# AIM OF THE TASK:
Repeat each line word for word.

Data entries:
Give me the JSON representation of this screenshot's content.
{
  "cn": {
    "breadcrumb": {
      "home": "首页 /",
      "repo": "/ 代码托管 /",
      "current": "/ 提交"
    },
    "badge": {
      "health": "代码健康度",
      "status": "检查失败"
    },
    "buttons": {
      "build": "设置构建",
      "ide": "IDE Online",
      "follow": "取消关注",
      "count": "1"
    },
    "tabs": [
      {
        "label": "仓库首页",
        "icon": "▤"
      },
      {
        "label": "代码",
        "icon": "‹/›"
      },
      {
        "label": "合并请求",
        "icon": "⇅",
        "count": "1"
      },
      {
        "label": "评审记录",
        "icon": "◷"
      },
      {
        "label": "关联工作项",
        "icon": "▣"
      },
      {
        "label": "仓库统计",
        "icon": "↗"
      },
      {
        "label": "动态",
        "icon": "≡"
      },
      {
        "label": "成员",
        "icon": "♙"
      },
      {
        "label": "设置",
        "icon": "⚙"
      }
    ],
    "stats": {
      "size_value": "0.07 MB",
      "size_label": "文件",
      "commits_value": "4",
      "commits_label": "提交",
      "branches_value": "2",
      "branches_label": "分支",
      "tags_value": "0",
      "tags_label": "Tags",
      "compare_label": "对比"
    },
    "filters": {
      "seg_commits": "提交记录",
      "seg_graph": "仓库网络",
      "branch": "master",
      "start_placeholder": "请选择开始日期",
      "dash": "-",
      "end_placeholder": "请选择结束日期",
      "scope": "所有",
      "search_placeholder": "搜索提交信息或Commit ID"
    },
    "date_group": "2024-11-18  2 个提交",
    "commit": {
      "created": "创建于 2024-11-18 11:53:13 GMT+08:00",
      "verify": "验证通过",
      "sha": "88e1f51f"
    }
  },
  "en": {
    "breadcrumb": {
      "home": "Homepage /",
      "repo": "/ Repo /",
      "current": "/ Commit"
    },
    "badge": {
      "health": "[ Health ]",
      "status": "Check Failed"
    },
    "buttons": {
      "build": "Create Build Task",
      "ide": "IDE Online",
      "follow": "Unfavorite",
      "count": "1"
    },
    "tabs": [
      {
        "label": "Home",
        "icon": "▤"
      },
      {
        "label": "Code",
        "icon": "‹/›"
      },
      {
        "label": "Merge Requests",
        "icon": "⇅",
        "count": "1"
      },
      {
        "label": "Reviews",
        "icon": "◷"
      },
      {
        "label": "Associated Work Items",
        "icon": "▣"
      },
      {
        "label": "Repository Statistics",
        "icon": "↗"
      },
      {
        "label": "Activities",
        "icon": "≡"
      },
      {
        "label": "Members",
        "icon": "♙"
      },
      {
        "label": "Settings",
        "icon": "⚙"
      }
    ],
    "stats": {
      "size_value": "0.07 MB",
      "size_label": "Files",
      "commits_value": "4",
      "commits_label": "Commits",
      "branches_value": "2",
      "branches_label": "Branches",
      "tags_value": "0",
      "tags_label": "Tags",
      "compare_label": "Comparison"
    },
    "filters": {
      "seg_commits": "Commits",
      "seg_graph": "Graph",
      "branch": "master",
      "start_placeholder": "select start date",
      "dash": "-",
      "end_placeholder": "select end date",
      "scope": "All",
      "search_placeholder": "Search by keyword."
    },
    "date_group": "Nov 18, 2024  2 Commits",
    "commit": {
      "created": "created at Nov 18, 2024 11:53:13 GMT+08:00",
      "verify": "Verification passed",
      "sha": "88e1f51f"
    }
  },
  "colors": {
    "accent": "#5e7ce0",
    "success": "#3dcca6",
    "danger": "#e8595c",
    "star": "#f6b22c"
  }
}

# REPLY TO THE TASK:
Give me the JSON representation of this screenshot's content.
{
  "cn": {
    "breadcrumb": {
      "home": "首页 /",
      "repo": "/ 代码托管 /",
      "current": "/ 提交"
    },
    "badge": {
      "health": "代码健康度",
      "status": "检查失败"
    },
    "buttons": {
      "build": "设置构建",
      "ide": "IDE Online",
      "follow": "取消关注",
      "count": "1"
    },
    "tabs": [
      {
        "label": "仓库首页",
        "icon": "▤"
      },
      {
        "label": "代码",
        "icon": "‹/›"
      },
      {
        "label": "合并请求",
        "icon": "⇅",
        "count": "1"
      },
      {
        "label": "评审记录",
        "icon": "◷"
      },
      {
        "label": "关联工作项",
        "icon": "▣"
      },
      {
        "label": "仓库统计",
        "icon": "↗"
      },
      {
        "label": "动态",
        "icon": "≡"
      },
      {
        "label": "成员",
        "icon": "♙"
      },
      {
        "label": "设置",
        "icon": "⚙"
      }
    ],
    "stats": {
      "size_value": "0.07 MB",
      "size_label": "文件",
      "commits_value": "4",
      "commits_label": "提交",
      "branches_value": "2",
      "branches_label": "分支",
      "tags_value": "0",
      "tags_label": "Tags",
      "compare_label": "对比"
    },
    "filters": {
      "seg_commits": "提交记录",
      "seg_graph": "仓库网络",
      "branch": "master",
      "start_placeholder": "请选择开始日期",
      "dash": "-",
      "end_placeholder": "请选择结束日期",
      "scope": "所有",
      "search_placeholder": "搜索提交信息或Commit ID"
    },
    "date_group": "2024-11-18  2 个提交",
    "commit": {
      "created": "创建于 2024-11-18 11:53:13 GMT+08:00",
      "verify": "验证通过",
      "sha": "88e1f51f"
    }
  },
  "en": {
    "breadcrumb": {
      "home": "Homepage /",
      "repo": "/ Repo /",
      "current": "/ Commit"
    },
    "badge": {
      "health": "[ Health ]",
      "status": "Check Failed"
    },
    "buttons": {
      "build": "Create Build Task",
      "ide": "IDE Online",
      "follow": "Unfavorite",
      "count": "1"
    },
    "tabs": [
      {
        "label": "Home",
        "icon": "▤"
      },
      {
        "label": "Code",
        "icon": "‹/›"
      },
      {
        "label": "Merge Requests",
        "icon": "⇅",
        "count": "1"
      },
      {
        "label": "Reviews",
        "icon": "◷"
      },
      {
        "label": "Associated Work Items",
        "icon": "▣"
      },
      {
        "label": "Repository Statistics",
        "icon": "↗"
      },
      {
        "label": "Activities",
        "icon": "≡"
      },
      {
        "label": "Members",
        "icon": "♙"
      },
      {
        "label": "Settings",
        "icon": "⚙"
      }
    ],
    "stats": {
      "size_value": "0.07 MB",
      "size_label": "Files",
      "commits_value": "4",
      "commits_label": "Commits",
      "branches_value": "2",
      "branches_label": "Branches",
      "tags_value": "0",
      "tags_label": "Tags",
      "compare_label": "Comparison"
    },
    "filters": {
      "seg_commits": "Commits",
      "seg_graph": "Graph",
      "branch": "master",
      "start_placeholder": "select start date",
      "dash": "-",
      "end_placeholder": "select end date",
      "scope": "All",
      "search_placeholder": "Search by keyword."
    },
    "date_group": "Nov 18, 2024  2 Commits",
    "commit": {
      "created": "created at Nov 18, 2024 11:53:13 GMT+08:00",
      "verify": "Verification passed",
      "sha": "88e1f51f"
    }
  },
  "colors": {
    "accent": "#5e7ce0",
    "success": "#3dcca6",
    "danger": "#e8595c",
    "star": "#f6b22c"
  }
}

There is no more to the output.